Look through the data below. Pick out the lines holding the string "title".

(begin)

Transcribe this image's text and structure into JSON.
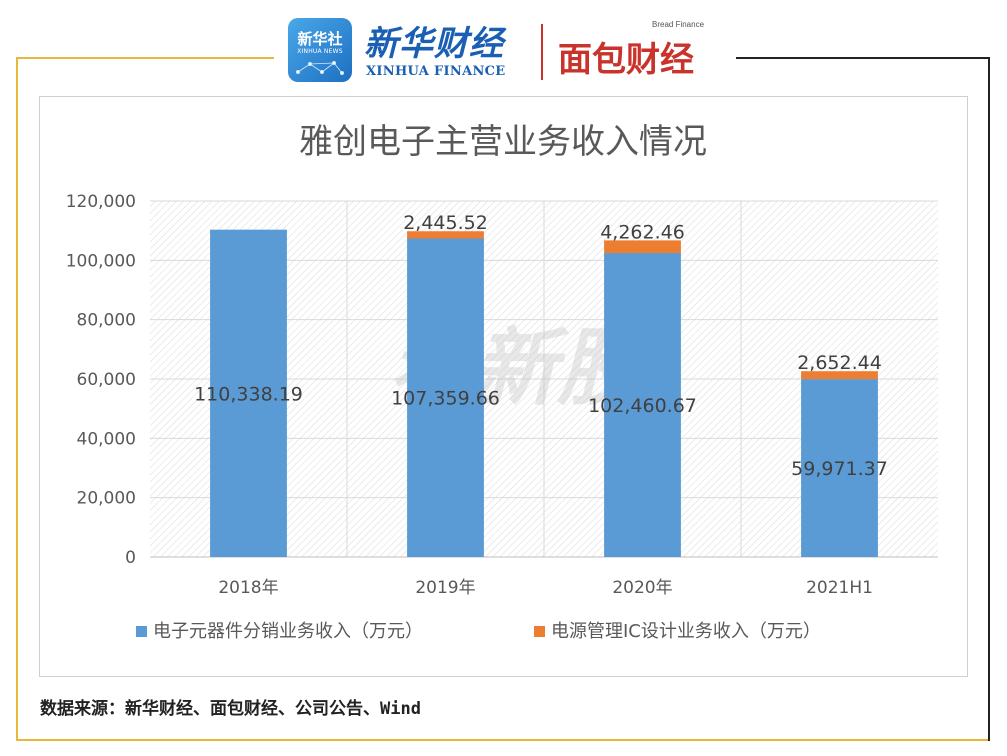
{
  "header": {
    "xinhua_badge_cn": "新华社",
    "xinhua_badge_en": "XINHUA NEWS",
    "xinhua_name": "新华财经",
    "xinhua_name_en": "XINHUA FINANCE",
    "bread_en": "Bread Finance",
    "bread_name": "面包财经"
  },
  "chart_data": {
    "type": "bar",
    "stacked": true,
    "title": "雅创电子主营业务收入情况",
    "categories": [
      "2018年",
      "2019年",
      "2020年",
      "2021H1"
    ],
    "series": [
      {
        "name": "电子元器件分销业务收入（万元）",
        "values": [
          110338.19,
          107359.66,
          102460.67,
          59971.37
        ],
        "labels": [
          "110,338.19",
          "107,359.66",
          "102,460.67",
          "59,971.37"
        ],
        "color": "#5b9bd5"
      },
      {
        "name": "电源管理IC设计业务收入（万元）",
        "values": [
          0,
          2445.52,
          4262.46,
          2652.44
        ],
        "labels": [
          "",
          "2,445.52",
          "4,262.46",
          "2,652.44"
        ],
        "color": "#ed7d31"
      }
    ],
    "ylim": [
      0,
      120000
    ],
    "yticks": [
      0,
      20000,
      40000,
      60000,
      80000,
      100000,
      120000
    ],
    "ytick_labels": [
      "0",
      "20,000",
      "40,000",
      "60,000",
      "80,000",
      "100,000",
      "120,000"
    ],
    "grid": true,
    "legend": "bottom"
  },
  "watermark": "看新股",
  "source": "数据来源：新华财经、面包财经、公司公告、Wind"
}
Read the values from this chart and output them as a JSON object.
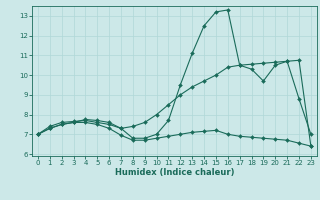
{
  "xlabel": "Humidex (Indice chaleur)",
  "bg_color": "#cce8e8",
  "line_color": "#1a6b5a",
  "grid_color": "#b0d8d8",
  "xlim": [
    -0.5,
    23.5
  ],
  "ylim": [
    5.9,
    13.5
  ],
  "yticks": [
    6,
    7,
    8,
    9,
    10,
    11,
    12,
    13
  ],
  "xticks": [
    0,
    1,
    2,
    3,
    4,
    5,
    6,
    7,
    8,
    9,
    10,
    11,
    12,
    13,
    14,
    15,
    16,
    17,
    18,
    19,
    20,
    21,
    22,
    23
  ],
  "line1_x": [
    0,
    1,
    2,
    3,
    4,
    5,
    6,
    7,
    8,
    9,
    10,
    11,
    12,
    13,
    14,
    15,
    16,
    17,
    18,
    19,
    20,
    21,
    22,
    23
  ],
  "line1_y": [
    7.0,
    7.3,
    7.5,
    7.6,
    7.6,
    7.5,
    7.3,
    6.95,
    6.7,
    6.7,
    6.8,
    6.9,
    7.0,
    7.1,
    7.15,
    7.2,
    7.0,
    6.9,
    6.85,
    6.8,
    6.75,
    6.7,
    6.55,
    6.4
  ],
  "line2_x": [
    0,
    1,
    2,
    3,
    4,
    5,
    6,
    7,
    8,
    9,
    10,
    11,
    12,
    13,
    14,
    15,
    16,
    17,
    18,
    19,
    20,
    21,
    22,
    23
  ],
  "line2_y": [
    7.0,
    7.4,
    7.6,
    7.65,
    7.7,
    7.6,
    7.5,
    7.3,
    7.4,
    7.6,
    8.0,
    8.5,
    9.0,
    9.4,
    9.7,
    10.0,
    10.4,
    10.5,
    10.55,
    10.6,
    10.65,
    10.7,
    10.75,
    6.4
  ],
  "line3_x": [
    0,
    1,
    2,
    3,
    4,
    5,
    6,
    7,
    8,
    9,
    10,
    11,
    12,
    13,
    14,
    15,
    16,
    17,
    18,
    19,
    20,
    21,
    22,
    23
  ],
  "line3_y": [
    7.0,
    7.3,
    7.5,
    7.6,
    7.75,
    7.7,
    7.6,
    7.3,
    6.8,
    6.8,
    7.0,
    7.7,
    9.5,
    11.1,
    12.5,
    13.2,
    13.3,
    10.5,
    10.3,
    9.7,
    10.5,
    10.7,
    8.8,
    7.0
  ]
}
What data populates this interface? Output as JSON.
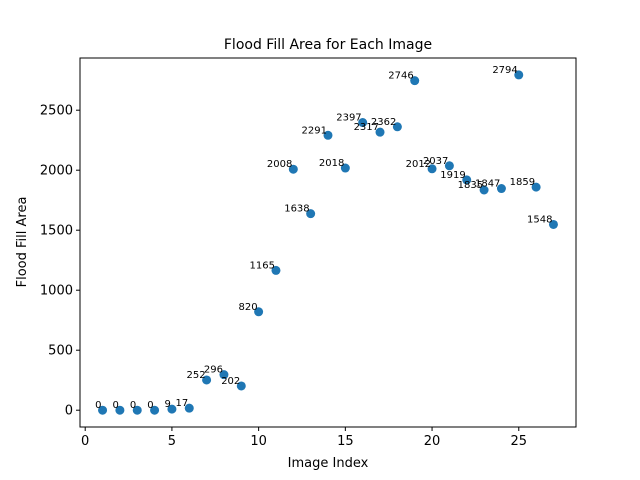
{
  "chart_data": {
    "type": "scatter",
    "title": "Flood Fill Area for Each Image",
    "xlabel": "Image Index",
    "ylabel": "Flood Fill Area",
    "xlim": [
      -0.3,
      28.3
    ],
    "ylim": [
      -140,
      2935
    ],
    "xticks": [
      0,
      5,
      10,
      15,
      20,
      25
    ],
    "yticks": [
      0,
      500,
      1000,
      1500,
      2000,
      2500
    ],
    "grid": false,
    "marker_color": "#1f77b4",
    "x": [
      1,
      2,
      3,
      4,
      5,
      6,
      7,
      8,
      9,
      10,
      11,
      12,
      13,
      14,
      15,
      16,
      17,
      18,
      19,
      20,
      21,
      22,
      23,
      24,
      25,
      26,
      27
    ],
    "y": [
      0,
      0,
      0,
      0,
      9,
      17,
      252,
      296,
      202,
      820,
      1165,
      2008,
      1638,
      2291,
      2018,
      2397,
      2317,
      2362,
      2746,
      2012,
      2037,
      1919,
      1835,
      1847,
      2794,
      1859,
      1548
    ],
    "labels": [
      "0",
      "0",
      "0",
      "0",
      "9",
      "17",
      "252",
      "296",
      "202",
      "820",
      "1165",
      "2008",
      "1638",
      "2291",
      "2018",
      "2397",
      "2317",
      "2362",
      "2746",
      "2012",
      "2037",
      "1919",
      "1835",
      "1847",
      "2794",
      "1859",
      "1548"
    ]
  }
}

(end)
(begin)

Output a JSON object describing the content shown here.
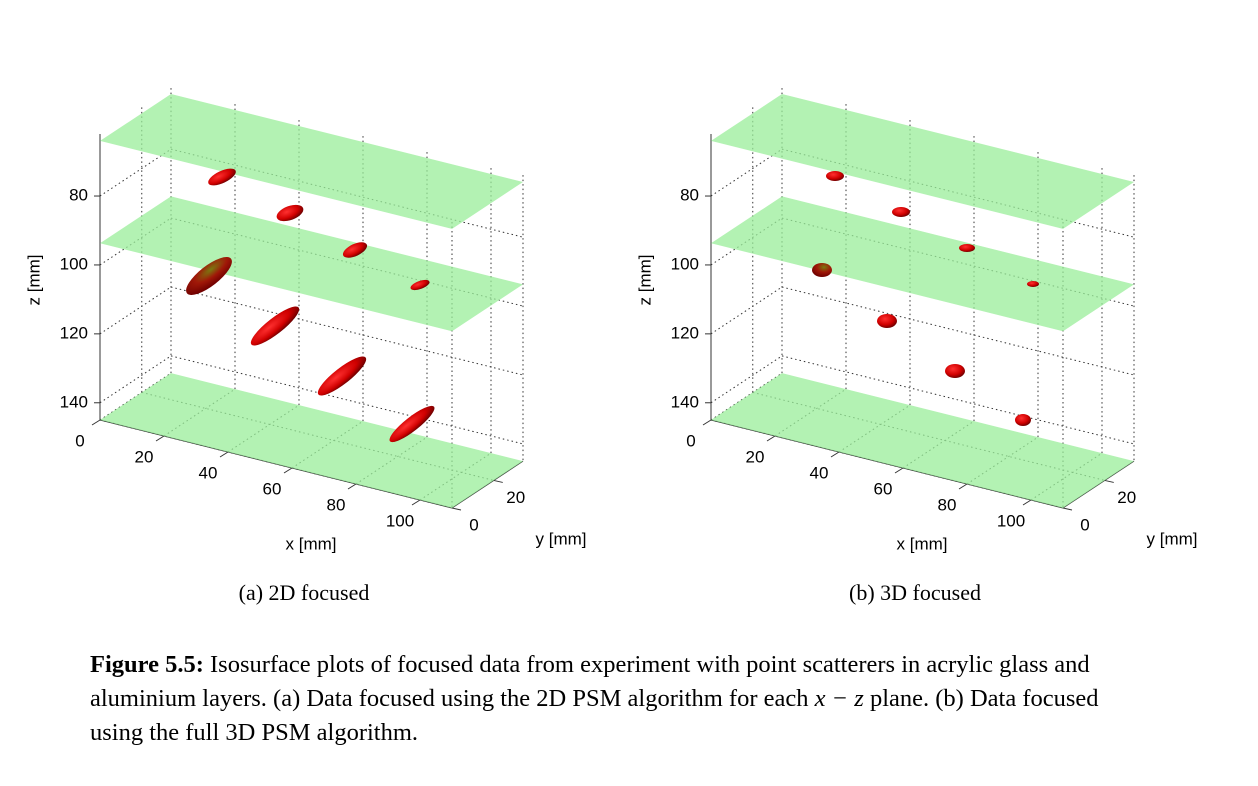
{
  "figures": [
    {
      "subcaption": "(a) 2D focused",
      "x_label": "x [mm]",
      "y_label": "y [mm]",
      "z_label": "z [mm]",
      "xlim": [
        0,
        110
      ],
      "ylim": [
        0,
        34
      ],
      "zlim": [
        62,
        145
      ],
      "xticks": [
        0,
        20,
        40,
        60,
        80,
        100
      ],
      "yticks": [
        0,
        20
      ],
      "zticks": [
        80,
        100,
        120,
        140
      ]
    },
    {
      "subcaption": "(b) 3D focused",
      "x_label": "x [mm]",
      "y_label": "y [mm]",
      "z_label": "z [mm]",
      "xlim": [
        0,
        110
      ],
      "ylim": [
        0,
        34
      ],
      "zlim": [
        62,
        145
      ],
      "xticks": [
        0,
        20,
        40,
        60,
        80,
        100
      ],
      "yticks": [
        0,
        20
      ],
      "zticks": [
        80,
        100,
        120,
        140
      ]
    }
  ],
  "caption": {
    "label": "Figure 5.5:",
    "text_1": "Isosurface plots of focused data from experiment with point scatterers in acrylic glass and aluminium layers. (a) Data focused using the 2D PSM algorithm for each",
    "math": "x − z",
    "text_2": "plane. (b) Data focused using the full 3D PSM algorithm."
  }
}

(end)

__Task result__.
    "title": "雅创电子主营业务收入情况",
    "title": "Flood Fill Area for Each Image",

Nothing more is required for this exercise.